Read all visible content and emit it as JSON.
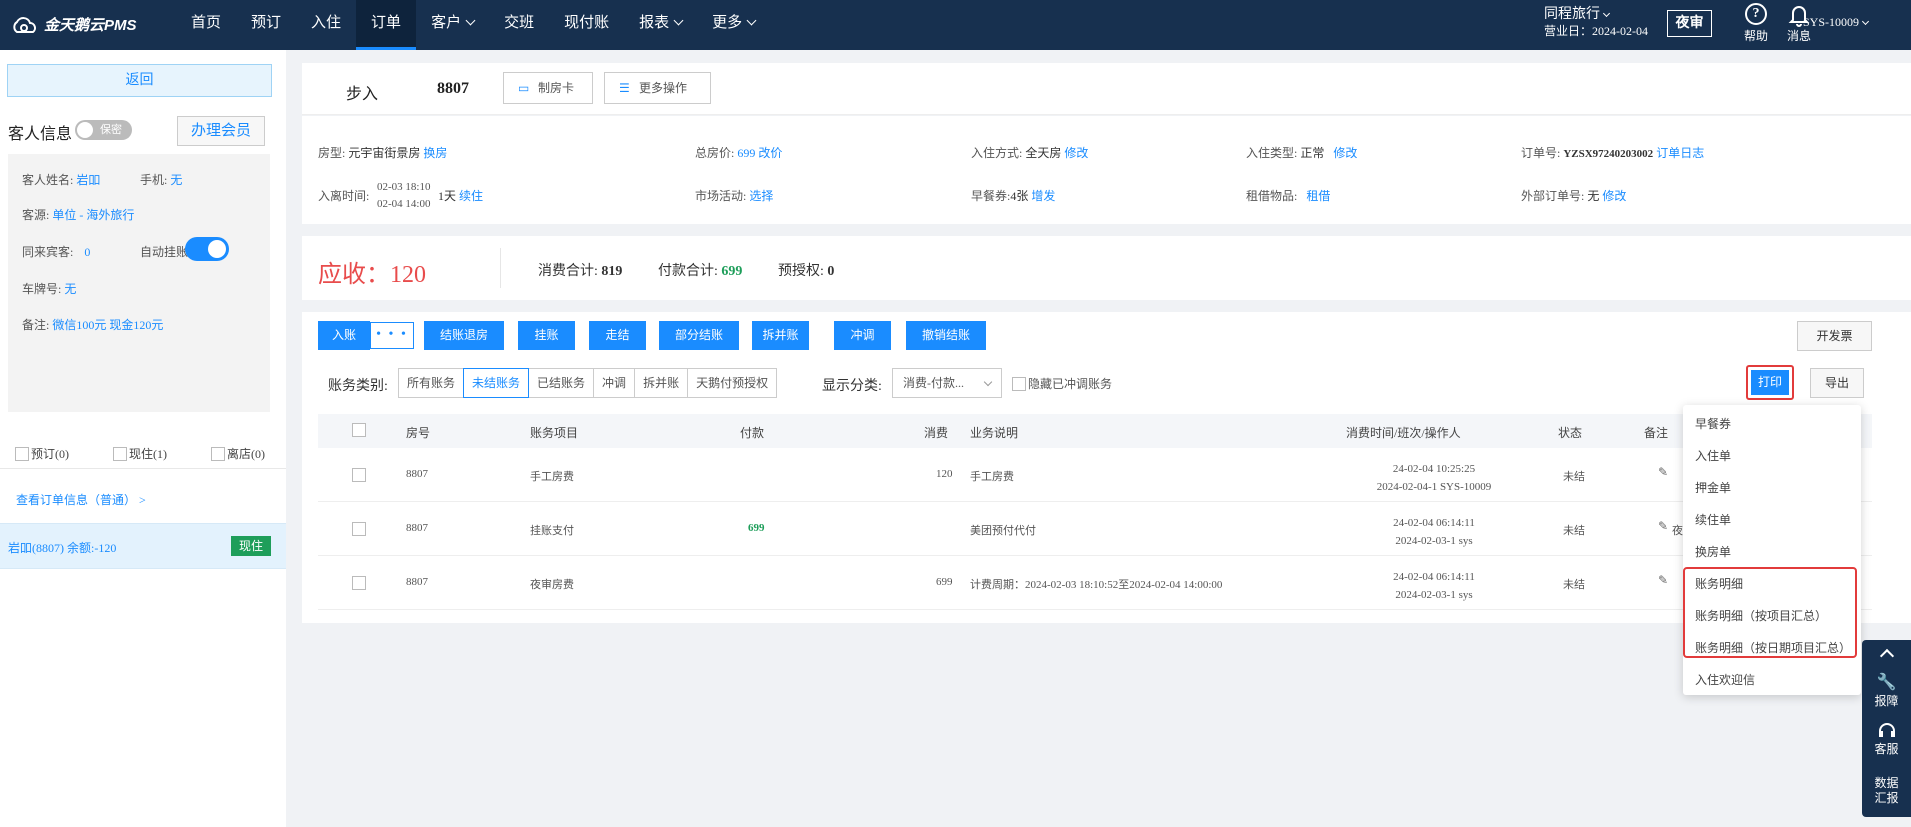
{
  "brand": "金天鹅云PMS",
  "nav": [
    "首页",
    "预订",
    "入住",
    "订单",
    "客户",
    "交班",
    "现付账",
    "报表",
    "更多"
  ],
  "hotel_name": "同程旅行",
  "business_date": "营业日：2024-02-04",
  "night_audit": "夜审",
  "help": "帮助",
  "messages": "消息",
  "user": "SYS-10009",
  "sidebar": {
    "back": "返回",
    "guest_info": "客人信息",
    "privacy": "保密",
    "member": "办理会员",
    "name_label": "客人姓名:",
    "name": "岩吅",
    "phone_label": "手机:",
    "phone": "无",
    "source_label": "客源:",
    "source": "单位  - 海外旅行",
    "companions_label": "同来宾客:",
    "companions": "0",
    "auto_hang_label": "自动挂账:",
    "plate_label": "车牌号:",
    "plate": "无",
    "remark_label": "备注:",
    "remark": "微信100元 现金120元",
    "booked": "预订(0)",
    "staying": "现住(1)",
    "left": "离店(0)",
    "view_order": "查看订单信息（普通） >",
    "room_entry": "岩吅(8807)   余额:-120",
    "room_badge": "现住"
  },
  "header": {
    "status": "步入",
    "room": "8807",
    "make_card": "制房卡",
    "more_ops": "更多操作"
  },
  "info": {
    "room_type_label": "房型:",
    "room_type": "元宇宙街景房",
    "change_room": "换房",
    "total_label": "总房价:",
    "total": "699",
    "change_price": "改价",
    "checkin_mode_label": "入住方式:",
    "checkin_mode": "全天房",
    "modify": "修改",
    "checkin_type_label": "入住类型:",
    "checkin_type": "正常",
    "order_no_label": "订单号:",
    "order_no": "YZSX97240203002",
    "order_log": "订单日志",
    "stay_label": "入离时间:",
    "arrive": "02-03 18:10",
    "depart": "02-04 14:00",
    "nights": "1天",
    "extend": "续住",
    "promo_label": "市场活动:",
    "promo": "选择",
    "breakfast_label": "早餐券:",
    "breakfast": "4张",
    "add_issue": "增发",
    "rental_label": "租借物品:",
    "rental": "租借",
    "ext_order_label": "外部订单号:",
    "ext_order": "无"
  },
  "summary": {
    "due": "应收：120",
    "consume_label": "消费合计:",
    "consume": "819",
    "pay_label": "付款合计:",
    "pay": "699",
    "preauth_label": "预授权:",
    "preauth": "0"
  },
  "actions": {
    "post": "入账",
    "more": "• • •",
    "buttons": [
      "结账退房",
      "挂账",
      "走结",
      "部分结账",
      "拆并账",
      "冲调",
      "撤销结账"
    ],
    "invoice": "开发票",
    "category_label": "账务类别:",
    "tabs": [
      "所有账务",
      "未结账务",
      "已结账务",
      "冲调",
      "拆并账",
      "天鹅付预授权"
    ],
    "display_label": "显示分类:",
    "display_value": "消费-付款...",
    "hide_reversed": "隐藏已冲调账务",
    "print": "打印",
    "export": "导出"
  },
  "table": {
    "headers": [
      "房号",
      "账务项目",
      "付款",
      "消费",
      "业务说明",
      "消费时间/班次/操作人",
      "状态",
      "备注"
    ],
    "rows": [
      {
        "room": "8807",
        "item": "手工房费",
        "pay": "",
        "consume": "120",
        "desc": "手工房费",
        "time": "24-02-04 10:25:25",
        "shift": "2024-02-04-1 SYS-10009",
        "status": "未结",
        "remark": ""
      },
      {
        "room": "8807",
        "item": "挂账支付",
        "pay": "699",
        "consume": "",
        "desc": "美团预付代付",
        "time": "24-02-04 06:14:11",
        "shift": "2024-02-03-1 sys",
        "status": "未结",
        "remark": "夜"
      },
      {
        "room": "8807",
        "item": "夜审房费",
        "pay": "",
        "consume": "699",
        "desc": "计费周期：2024-02-03 18:10:52至2024-02-04 14:00:00",
        "time": "24-02-04 06:14:11",
        "shift": "2024-02-03-1 sys",
        "status": "未结",
        "remark": ""
      }
    ]
  },
  "print_menu": [
    "早餐券",
    "入住单",
    "押金单",
    "续住单",
    "换房单",
    "账务明细",
    "账务明细（按项目汇总）",
    "账务明细（按日期项目汇总）",
    "入住欢迎信"
  ],
  "float": {
    "report": "报障",
    "service": "客服",
    "data1": "数据",
    "data2": "汇报"
  }
}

- _What the exercise asks_: Produce an exact copy of each line of data, skipping embedded images.

- _Worked solution_:
Read all visible content and emit it as JSON.
{
  "brand": "金天鹅云PMS",
  "nav": [
    "首页",
    "预订",
    "入住",
    "订单",
    "客户",
    "交班",
    "现付账",
    "报表",
    "更多"
  ],
  "hotel_name": "同程旅行",
  "business_date": "营业日：2024-02-04",
  "night_audit": "夜审",
  "help": "帮助",
  "messages": "消息",
  "user": "SYS-10009",
  "sidebar": {
    "back": "返回",
    "guest_info": "客人信息",
    "privacy": "保密",
    "member": "办理会员",
    "name_label": "客人姓名:",
    "name": "岩吅",
    "phone_label": "手机:",
    "phone": "无",
    "source_label": "客源:",
    "source": "单位  - 海外旅行",
    "companions_label": "同来宾客:",
    "companions": "0",
    "auto_hang_label": "自动挂账:",
    "plate_label": "车牌号:",
    "plate": "无",
    "remark_label": "备注:",
    "remark": "微信100元 现金120元",
    "booked": "预订(0)",
    "staying": "现住(1)",
    "left": "离店(0)",
    "view_order": "查看订单信息（普通） >",
    "room_entry": "岩吅(8807)   余额:-120",
    "room_badge": "现住"
  },
  "header": {
    "status": "步入",
    "room": "8807",
    "make_card": "制房卡",
    "more_ops": "更多操作"
  },
  "info": {
    "room_type_label": "房型:",
    "room_type": "元宇宙街景房",
    "change_room": "换房",
    "total_label": "总房价:",
    "total": "699",
    "change_price": "改价",
    "checkin_mode_label": "入住方式:",
    "checkin_mode": "全天房",
    "modify": "修改",
    "checkin_type_label": "入住类型:",
    "checkin_type": "正常",
    "order_no_label": "订单号:",
    "order_no": "YZSX97240203002",
    "order_log": "订单日志",
    "stay_label": "入离时间:",
    "arrive": "02-03 18:10",
    "depart": "02-04 14:00",
    "nights": "1天",
    "extend": "续住",
    "promo_label": "市场活动:",
    "promo": "选择",
    "breakfast_label": "早餐券:",
    "breakfast": "4张",
    "add_issue": "增发",
    "rental_label": "租借物品:",
    "rental": "租借",
    "ext_order_label": "外部订单号:",
    "ext_order": "无"
  },
  "summary": {
    "due": "应收：120",
    "consume_label": "消费合计:",
    "consume": "819",
    "pay_label": "付款合计:",
    "pay": "699",
    "preauth_label": "预授权:",
    "preauth": "0"
  },
  "actions": {
    "post": "入账",
    "more": "• • •",
    "buttons": [
      "结账退房",
      "挂账",
      "走结",
      "部分结账",
      "拆并账",
      "冲调",
      "撤销结账"
    ],
    "invoice": "开发票",
    "category_label": "账务类别:",
    "tabs": [
      "所有账务",
      "未结账务",
      "已结账务",
      "冲调",
      "拆并账",
      "天鹅付预授权"
    ],
    "display_label": "显示分类:",
    "display_value": "消费-付款...",
    "hide_reversed": "隐藏已冲调账务",
    "print": "打印",
    "export": "导出"
  },
  "table": {
    "headers": [
      "房号",
      "账务项目",
      "付款",
      "消费",
      "业务说明",
      "消费时间/班次/操作人",
      "状态",
      "备注"
    ],
    "rows": [
      {
        "room": "8807",
        "item": "手工房费",
        "pay": "",
        "consume": "120",
        "desc": "手工房费",
        "time": "24-02-04 10:25:25",
        "shift": "2024-02-04-1 SYS-10009",
        "status": "未结",
        "remark": ""
      },
      {
        "room": "8807",
        "item": "挂账支付",
        "pay": "699",
        "consume": "",
        "desc": "美团预付代付",
        "time": "24-02-04 06:14:11",
        "shift": "2024-02-03-1 sys",
        "status": "未结",
        "remark": "夜"
      },
      {
        "room": "8807",
        "item": "夜审房费",
        "pay": "",
        "consume": "699",
        "desc": "计费周期：2024-02-03 18:10:52至2024-02-04 14:00:00",
        "time": "24-02-04 06:14:11",
        "shift": "2024-02-03-1 sys",
        "status": "未结",
        "remark": ""
      }
    ]
  },
  "print_menu": [
    "早餐券",
    "入住单",
    "押金单",
    "续住单",
    "换房单",
    "账务明细",
    "账务明细（按项目汇总）",
    "账务明细（按日期项目汇总）",
    "入住欢迎信"
  ],
  "float": {
    "report": "报障",
    "service": "客服",
    "data1": "数据",
    "data2": "汇报"
  }
}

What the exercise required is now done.